_Task statement_
Output all entries verbatim. Skip pictures.

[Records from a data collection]
begin

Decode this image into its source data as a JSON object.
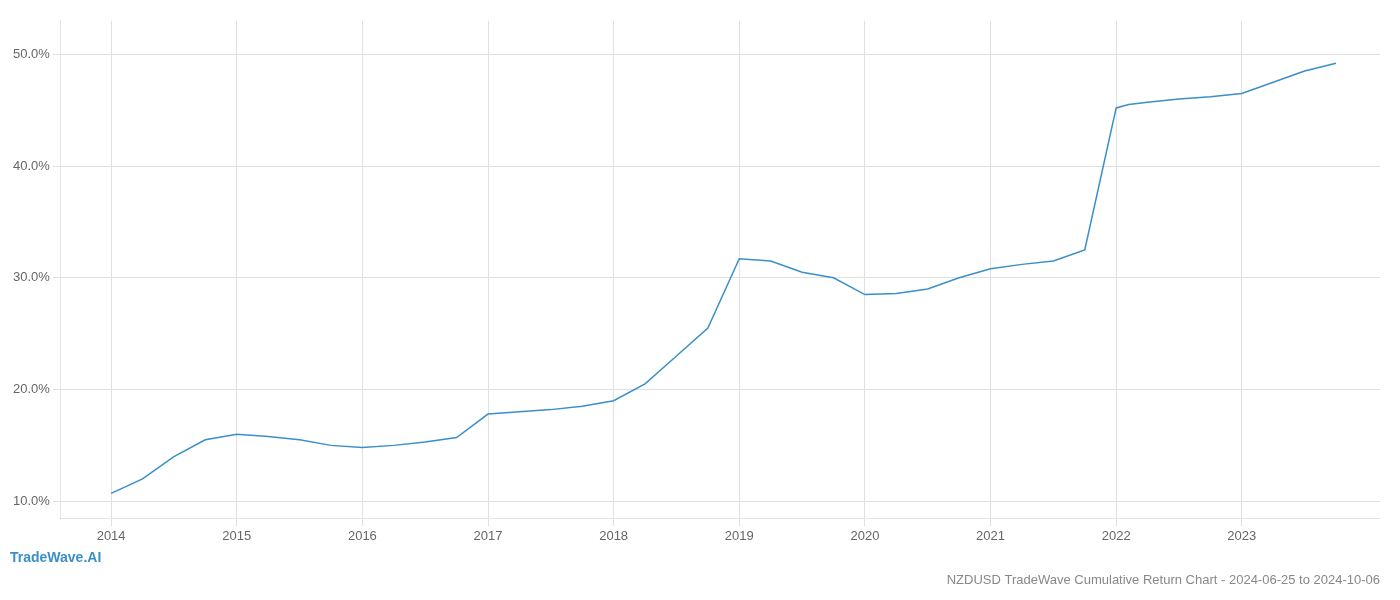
{
  "chart_data": {
    "type": "line",
    "title": "NZDUSD TradeWave Cumulative Return Chart - 2024-06-25 to 2024-10-06",
    "annotations": [
      "TradeWave.AI"
    ],
    "x": [
      2014.0,
      2014.25,
      2014.5,
      2014.75,
      2015.0,
      2015.25,
      2015.5,
      2015.75,
      2016.0,
      2016.25,
      2016.5,
      2016.75,
      2017.0,
      2017.25,
      2017.5,
      2017.75,
      2018.0,
      2018.25,
      2018.5,
      2018.75,
      2019.0,
      2019.25,
      2019.5,
      2019.75,
      2020.0,
      2020.25,
      2020.5,
      2020.75,
      2021.0,
      2021.25,
      2021.5,
      2021.75,
      2022.0,
      2022.1,
      2022.25,
      2022.5,
      2022.75,
      2023.0,
      2023.25,
      2023.5,
      2023.75
    ],
    "values": [
      10.7,
      12.0,
      14.0,
      15.5,
      16.0,
      15.8,
      15.5,
      15.0,
      14.8,
      15.0,
      15.3,
      15.7,
      17.8,
      18.0,
      18.2,
      18.5,
      19.0,
      20.5,
      23.0,
      25.5,
      31.7,
      31.5,
      30.5,
      30.0,
      28.5,
      28.6,
      29.0,
      30.0,
      30.8,
      31.2,
      31.5,
      32.5,
      45.2,
      45.5,
      45.7,
      46.0,
      46.2,
      46.5,
      47.5,
      48.5,
      49.2
    ],
    "color": "#3a8fc7",
    "xlim": [
      2013.6,
      2024.1
    ],
    "xticks": [
      2014,
      2015,
      2016,
      2017,
      2018,
      2019,
      2020,
      2021,
      2022,
      2023
    ],
    "ylim": [
      8.5,
      53.0
    ],
    "yticks": [
      {
        "value": 10.0,
        "label": "10.0%"
      },
      {
        "value": 20.0,
        "label": "20.0%"
      },
      {
        "value": 30.0,
        "label": "30.0%"
      },
      {
        "value": 40.0,
        "label": "40.0%"
      },
      {
        "value": 50.0,
        "label": "50.0%"
      }
    ],
    "grid": true
  }
}
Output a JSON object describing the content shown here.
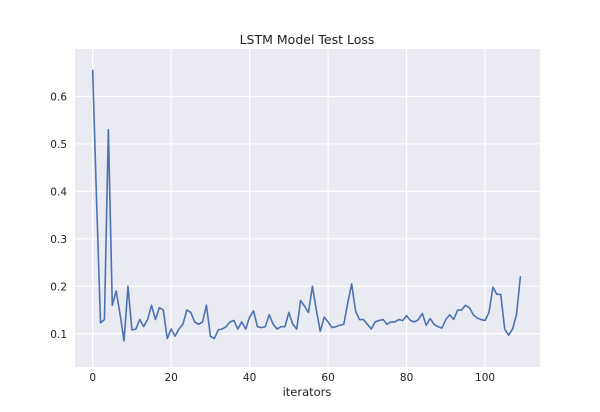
{
  "chart_data": {
    "type": "line",
    "title": "LSTM Model Test Loss",
    "xlabel": "iterators",
    "ylabel": "",
    "xlim": [
      -4.5,
      114
    ],
    "ylim": [
      0.03,
      0.7
    ],
    "x_ticks": [
      0,
      20,
      40,
      60,
      80,
      100
    ],
    "y_ticks": [
      0.1,
      0.2,
      0.3,
      0.4,
      0.5,
      0.6
    ],
    "x_tick_labels": [
      "0",
      "20",
      "40",
      "60",
      "80",
      "100"
    ],
    "y_tick_labels": [
      "0.1",
      "0.2",
      "0.3",
      "0.4",
      "0.5",
      "0.6"
    ],
    "grid": true,
    "series": [
      {
        "color": "#4c72b0",
        "x": [
          0,
          1,
          2,
          3,
          4,
          5,
          6,
          7,
          8,
          9,
          10,
          11,
          12,
          13,
          14,
          15,
          16,
          17,
          18,
          19,
          20,
          21,
          22,
          23,
          24,
          25,
          26,
          27,
          28,
          29,
          30,
          31,
          32,
          33,
          34,
          35,
          36,
          37,
          38,
          39,
          40,
          41,
          42,
          43,
          44,
          45,
          46,
          47,
          48,
          49,
          50,
          51,
          52,
          53,
          54,
          55,
          56,
          57,
          58,
          59,
          60,
          61,
          62,
          63,
          64,
          65,
          66,
          67,
          68,
          69,
          70,
          71,
          72,
          73,
          74,
          75,
          76,
          77,
          78,
          79,
          80,
          81,
          82,
          83,
          84,
          85,
          86,
          87,
          88,
          89,
          90,
          91,
          92,
          93,
          94,
          95,
          96,
          97,
          98,
          99,
          100,
          101,
          102,
          103,
          104,
          105,
          106,
          107,
          108,
          109
        ],
        "y": [
          0.655,
          0.38,
          0.123,
          0.13,
          0.53,
          0.16,
          0.19,
          0.14,
          0.085,
          0.2,
          0.108,
          0.11,
          0.13,
          0.115,
          0.13,
          0.16,
          0.13,
          0.155,
          0.15,
          0.09,
          0.11,
          0.095,
          0.11,
          0.12,
          0.15,
          0.145,
          0.125,
          0.12,
          0.125,
          0.16,
          0.095,
          0.09,
          0.108,
          0.11,
          0.115,
          0.125,
          0.128,
          0.11,
          0.125,
          0.11,
          0.135,
          0.148,
          0.115,
          0.113,
          0.115,
          0.14,
          0.12,
          0.11,
          0.115,
          0.115,
          0.145,
          0.12,
          0.11,
          0.17,
          0.158,
          0.145,
          0.2,
          0.15,
          0.105,
          0.135,
          0.125,
          0.113,
          0.115,
          0.118,
          0.12,
          0.165,
          0.205,
          0.148,
          0.13,
          0.13,
          0.12,
          0.11,
          0.125,
          0.128,
          0.13,
          0.12,
          0.125,
          0.125,
          0.13,
          0.128,
          0.138,
          0.128,
          0.125,
          0.13,
          0.143,
          0.118,
          0.132,
          0.12,
          0.115,
          0.112,
          0.13,
          0.14,
          0.13,
          0.15,
          0.15,
          0.16,
          0.155,
          0.14,
          0.133,
          0.13,
          0.128,
          0.145,
          0.198,
          0.183,
          0.183,
          0.11,
          0.097,
          0.11,
          0.14,
          0.22
        ]
      }
    ]
  }
}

end

_Solved exercise_
Decode this image into its source data as a JSON object.
{
  "chart_data": {
    "type": "line",
    "title": "NZDUSD TradeWave Cumulative Return Chart - 2024-06-25 to 2024-10-06",
    "annotations": [
      "TradeWave.AI"
    ],
    "x": [
      2014.0,
      2014.25,
      2014.5,
      2014.75,
      2015.0,
      2015.25,
      2015.5,
      2015.75,
      2016.0,
      2016.25,
      2016.5,
      2016.75,
      2017.0,
      2017.25,
      2017.5,
      2017.75,
      2018.0,
      2018.25,
      2018.5,
      2018.75,
      2019.0,
      2019.25,
      2019.5,
      2019.75,
      2020.0,
      2020.25,
      2020.5,
      2020.75,
      2021.0,
      2021.25,
      2021.5,
      2021.75,
      2022.0,
      2022.1,
      2022.25,
      2022.5,
      2022.75,
      2023.0,
      2023.25,
      2023.5,
      2023.75
    ],
    "values": [
      10.7,
      12.0,
      14.0,
      15.5,
      16.0,
      15.8,
      15.5,
      15.0,
      14.8,
      15.0,
      15.3,
      15.7,
      17.8,
      18.0,
      18.2,
      18.5,
      19.0,
      20.5,
      23.0,
      25.5,
      31.7,
      31.5,
      30.5,
      30.0,
      28.5,
      28.6,
      29.0,
      30.0,
      30.8,
      31.2,
      31.5,
      32.5,
      45.2,
      45.5,
      45.7,
      46.0,
      46.2,
      46.5,
      47.5,
      48.5,
      49.2
    ],
    "color": "#3a8fc7",
    "xlim": [
      2013.6,
      2024.1
    ],
    "xticks": [
      2014,
      2015,
      2016,
      2017,
      2018,
      2019,
      2020,
      2021,
      2022,
      2023
    ],
    "ylim": [
      8.5,
      53.0
    ],
    "yticks": [
      {
        "value": 10.0,
        "label": "10.0%"
      },
      {
        "value": 20.0,
        "label": "20.0%"
      },
      {
        "value": 30.0,
        "label": "30.0%"
      },
      {
        "value": 40.0,
        "label": "40.0%"
      },
      {
        "value": 50.0,
        "label": "50.0%"
      }
    ],
    "grid": true
  }
}
Output a JSON object describing the content shown here.
{
  "chart_data": {
    "type": "line",
    "title": "LSTM Model Test Loss",
    "xlabel": "iterators",
    "ylabel": "",
    "xlim": [
      -4.5,
      114
    ],
    "ylim": [
      0.03,
      0.7
    ],
    "x_ticks": [
      0,
      20,
      40,
      60,
      80,
      100
    ],
    "y_ticks": [
      0.1,
      0.2,
      0.3,
      0.4,
      0.5,
      0.6
    ],
    "x_tick_labels": [
      "0",
      "20",
      "40",
      "60",
      "80",
      "100"
    ],
    "y_tick_labels": [
      "0.1",
      "0.2",
      "0.3",
      "0.4",
      "0.5",
      "0.6"
    ],
    "grid": true,
    "series": [
      {
        "color": "#4c72b0",
        "x": [
          0,
          1,
          2,
          3,
          4,
          5,
          6,
          7,
          8,
          9,
          10,
          11,
          12,
          13,
          14,
          15,
          16,
          17,
          18,
          19,
          20,
          21,
          22,
          23,
          24,
          25,
          26,
          27,
          28,
          29,
          30,
          31,
          32,
          33,
          34,
          35,
          36,
          37,
          38,
          39,
          40,
          41,
          42,
          43,
          44,
          45,
          46,
          47,
          48,
          49,
          50,
          51,
          52,
          53,
          54,
          55,
          56,
          57,
          58,
          59,
          60,
          61,
          62,
          63,
          64,
          65,
          66,
          67,
          68,
          69,
          70,
          71,
          72,
          73,
          74,
          75,
          76,
          77,
          78,
          79,
          80,
          81,
          82,
          83,
          84,
          85,
          86,
          87,
          88,
          89,
          90,
          91,
          92,
          93,
          94,
          95,
          96,
          97,
          98,
          99,
          100,
          101,
          102,
          103,
          104,
          105,
          106,
          107,
          108,
          109
        ],
        "y": [
          0.655,
          0.38,
          0.123,
          0.13,
          0.53,
          0.16,
          0.19,
          0.14,
          0.085,
          0.2,
          0.108,
          0.11,
          0.13,
          0.115,
          0.13,
          0.16,
          0.13,
          0.155,
          0.15,
          0.09,
          0.11,
          0.095,
          0.11,
          0.12,
          0.15,
          0.145,
          0.125,
          0.12,
          0.125,
          0.16,
          0.095,
          0.09,
          0.108,
          0.11,
          0.115,
          0.125,
          0.128,
          0.11,
          0.125,
          0.11,
          0.135,
          0.148,
          0.115,
          0.113,
          0.115,
          0.14,
          0.12,
          0.11,
          0.115,
          0.115,
          0.145,
          0.12,
          0.11,
          0.17,
          0.158,
          0.145,
          0.2,
          0.15,
          0.105,
          0.135,
          0.125,
          0.113,
          0.115,
          0.118,
          0.12,
          0.165,
          0.205,
          0.148,
          0.13,
          0.13,
          0.12,
          0.11,
          0.125,
          0.128,
          0.13,
          0.12,
          0.125,
          0.125,
          0.13,
          0.128,
          0.138,
          0.128,
          0.125,
          0.13,
          0.143,
          0.118,
          0.132,
          0.12,
          0.115,
          0.112,
          0.13,
          0.14,
          0.13,
          0.15,
          0.15,
          0.16,
          0.155,
          0.14,
          0.133,
          0.13,
          0.128,
          0.145,
          0.198,
          0.183,
          0.183,
          0.11,
          0.097,
          0.11,
          0.14,
          0.22
        ]
      }
    ]
  }
}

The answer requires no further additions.